== Data listing ==

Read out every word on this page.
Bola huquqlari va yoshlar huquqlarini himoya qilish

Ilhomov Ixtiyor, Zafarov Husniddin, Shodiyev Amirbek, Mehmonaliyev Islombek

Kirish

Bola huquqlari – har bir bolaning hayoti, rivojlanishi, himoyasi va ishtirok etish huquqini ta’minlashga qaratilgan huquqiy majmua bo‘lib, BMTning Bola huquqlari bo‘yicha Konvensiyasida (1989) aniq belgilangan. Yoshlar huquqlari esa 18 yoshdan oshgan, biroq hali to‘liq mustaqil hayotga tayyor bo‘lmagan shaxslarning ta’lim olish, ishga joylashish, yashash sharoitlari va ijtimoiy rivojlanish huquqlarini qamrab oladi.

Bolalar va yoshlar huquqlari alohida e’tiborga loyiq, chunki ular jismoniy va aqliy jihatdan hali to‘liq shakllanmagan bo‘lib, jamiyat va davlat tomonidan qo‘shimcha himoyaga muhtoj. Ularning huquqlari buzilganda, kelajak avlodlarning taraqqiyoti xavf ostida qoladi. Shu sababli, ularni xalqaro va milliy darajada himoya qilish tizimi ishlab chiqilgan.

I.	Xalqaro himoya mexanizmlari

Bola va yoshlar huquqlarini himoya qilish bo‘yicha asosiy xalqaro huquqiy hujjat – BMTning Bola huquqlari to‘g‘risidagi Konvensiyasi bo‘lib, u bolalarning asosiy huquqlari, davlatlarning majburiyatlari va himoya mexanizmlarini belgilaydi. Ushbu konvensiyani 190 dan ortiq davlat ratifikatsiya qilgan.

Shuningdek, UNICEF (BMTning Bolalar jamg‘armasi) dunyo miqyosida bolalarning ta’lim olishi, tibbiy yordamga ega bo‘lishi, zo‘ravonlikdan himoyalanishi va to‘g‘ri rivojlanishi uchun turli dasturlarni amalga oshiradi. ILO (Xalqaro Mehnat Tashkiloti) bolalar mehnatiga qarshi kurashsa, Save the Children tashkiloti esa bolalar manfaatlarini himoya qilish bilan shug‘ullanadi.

== Aim of the task ==
Extract every entry in the listing word for word.

== Answer in full ==
Read out every word on this page.
Bola huquqlari va yoshlar huquqlarini himoya qilish

Ilhomov Ixtiyor, Zafarov Husniddin, Shodiyev Amirbek, Mehmonaliyev Islombek

Kirish

Bola huquqlari – har bir bolaning hayoti, rivojlanishi, himoyasi va ishtirok etish huquqini ta’minlashga qaratilgan huquqiy majmua bo‘lib, BMTning Bola huquqlari bo‘yicha Konvensiyasida (1989) aniq belgilangan. Yoshlar huquqlari esa 18 yoshdan oshgan, biroq hali to‘liq mustaqil hayotga tayyor bo‘lmagan shaxslarning ta’lim olish, ishga joylashish, yashash sharoitlari va ijtimoiy rivojlanish huquqlarini qamrab oladi.

Bolalar va yoshlar huquqlari alohida e’tiborga loyiq, chunki ular jismoniy va aqliy jihatdan hali to‘liq shakllanmagan bo‘lib, jamiyat va davlat tomonidan qo‘shimcha himoyaga muhtoj. Ularning huquqlari buzilganda, kelajak avlodlarning taraqqiyoti xavf ostida qoladi. Shu sababli, ularni xalqaro va milliy darajada himoya qilish tizimi ishlab chiqilgan.

I.	Xalqaro himoya mexanizmlari

Bola va yoshlar huquqlarini himoya qilish bo‘yicha asosiy xalqaro huquqiy hujjat – BMTning Bola huquqlari to‘g‘risidagi Konvensiyasi bo‘lib, u bolalarning asosiy huquqlari, davlatlarning majburiyatlari va himoya mexanizmlarini belgilaydi. Ushbu konvensiyani 190 dan ortiq davlat ratifikatsiya qilgan.

Shuningdek, UNICEF (BMTning Bolalar jamg‘armasi) dunyo miqyosida bolalarning ta’lim olishi, tibbiy yordamga ega bo‘lishi, zo‘ravonlikdan himoyalanishi va to‘g‘ri rivojlanishi uchun turli dasturlarni amalga oshiradi. ILO (Xalqaro Mehnat Tashkiloti) bolalar mehnatiga qarshi kurashsa, Save the Children tashkiloti esa bolalar manfaatlarini himoya qilish bilan shug‘ullanadi.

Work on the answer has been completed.